> **Task statement**
Transcribe the listing in full, excluding any pictures.

Data entries:
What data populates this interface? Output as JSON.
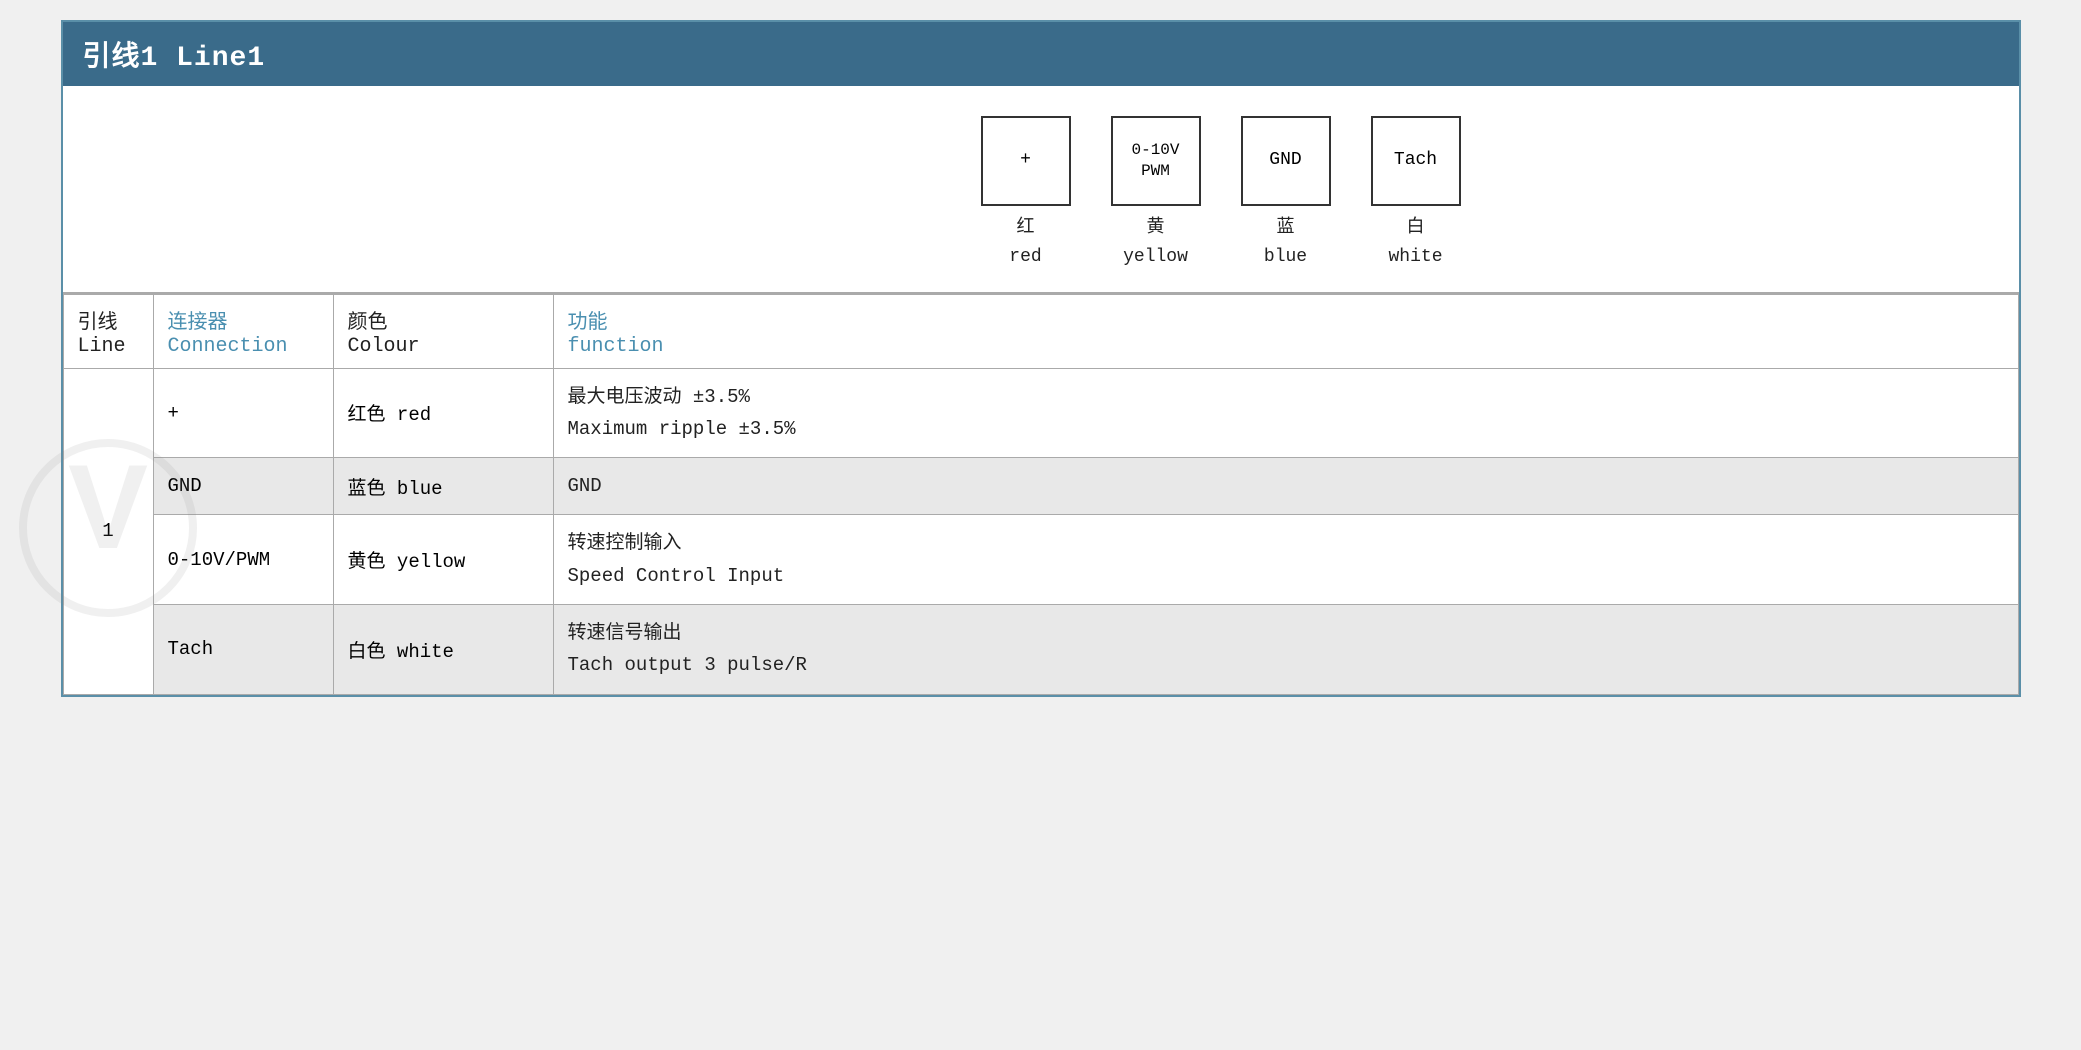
{
  "title": "引线1 Line1",
  "diagram": {
    "connectors": [
      {
        "id": "plus",
        "symbol": "+",
        "chinese_label": "红",
        "english_label": "red"
      },
      {
        "id": "pwm",
        "symbol": "0-10V\nPWM",
        "chinese_label": "黄",
        "english_label": "yellow"
      },
      {
        "id": "gnd",
        "symbol": "GND",
        "chinese_label": "蓝",
        "english_label": "blue"
      },
      {
        "id": "tach",
        "symbol": "Tach",
        "chinese_label": "白",
        "english_label": "white"
      }
    ]
  },
  "table": {
    "headers": {
      "line_zh": "引线",
      "line_en": "Line",
      "conn_zh": "连接器",
      "conn_en": "Connection",
      "color_zh": "颜色",
      "color_en": "Colour",
      "func_zh": "功能",
      "func_en": "function"
    },
    "rows": [
      {
        "line": "1",
        "rowspan": 4,
        "connection": "+",
        "color_zh": "红色",
        "color_en": "red",
        "func_zh": "最大电压波动 ±3.5%",
        "func_en": "Maximum ripple ±3.5%",
        "alt": false
      },
      {
        "connection": "GND",
        "color_zh": "蓝色",
        "color_en": "blue",
        "func_zh": "GND",
        "func_en": "",
        "alt": true
      },
      {
        "connection": "0-10V/PWM",
        "color_zh": "黄色",
        "color_en": "yellow",
        "func_zh": "转速控制输入",
        "func_en": "Speed Control Input",
        "alt": false
      },
      {
        "connection": "Tach",
        "color_zh": "白色",
        "color_en": "white",
        "func_zh": "转速信号输出",
        "func_en": "Tach output 3 pulse/R",
        "alt": true
      }
    ]
  }
}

> **Solution to this task**
What data populates this interface? Output as JSON.
{
  "title": "引线1 Line1",
  "diagram": {
    "connectors": [
      {
        "id": "plus",
        "symbol": "+",
        "chinese_label": "红",
        "english_label": "red"
      },
      {
        "id": "pwm",
        "symbol": "0-10V\nPWM",
        "chinese_label": "黄",
        "english_label": "yellow"
      },
      {
        "id": "gnd",
        "symbol": "GND",
        "chinese_label": "蓝",
        "english_label": "blue"
      },
      {
        "id": "tach",
        "symbol": "Tach",
        "chinese_label": "白",
        "english_label": "white"
      }
    ]
  },
  "table": {
    "headers": {
      "line_zh": "引线",
      "line_en": "Line",
      "conn_zh": "连接器",
      "conn_en": "Connection",
      "color_zh": "颜色",
      "color_en": "Colour",
      "func_zh": "功能",
      "func_en": "function"
    },
    "rows": [
      {
        "line": "1",
        "rowspan": 4,
        "connection": "+",
        "color_zh": "红色",
        "color_en": "red",
        "func_zh": "最大电压波动 ±3.5%",
        "func_en": "Maximum ripple ±3.5%",
        "alt": false
      },
      {
        "connection": "GND",
        "color_zh": "蓝色",
        "color_en": "blue",
        "func_zh": "GND",
        "func_en": "",
        "alt": true
      },
      {
        "connection": "0-10V/PWM",
        "color_zh": "黄色",
        "color_en": "yellow",
        "func_zh": "转速控制输入",
        "func_en": "Speed Control Input",
        "alt": false
      },
      {
        "connection": "Tach",
        "color_zh": "白色",
        "color_en": "white",
        "func_zh": "转速信号输出",
        "func_en": "Tach output 3 pulse/R",
        "alt": true
      }
    ]
  }
}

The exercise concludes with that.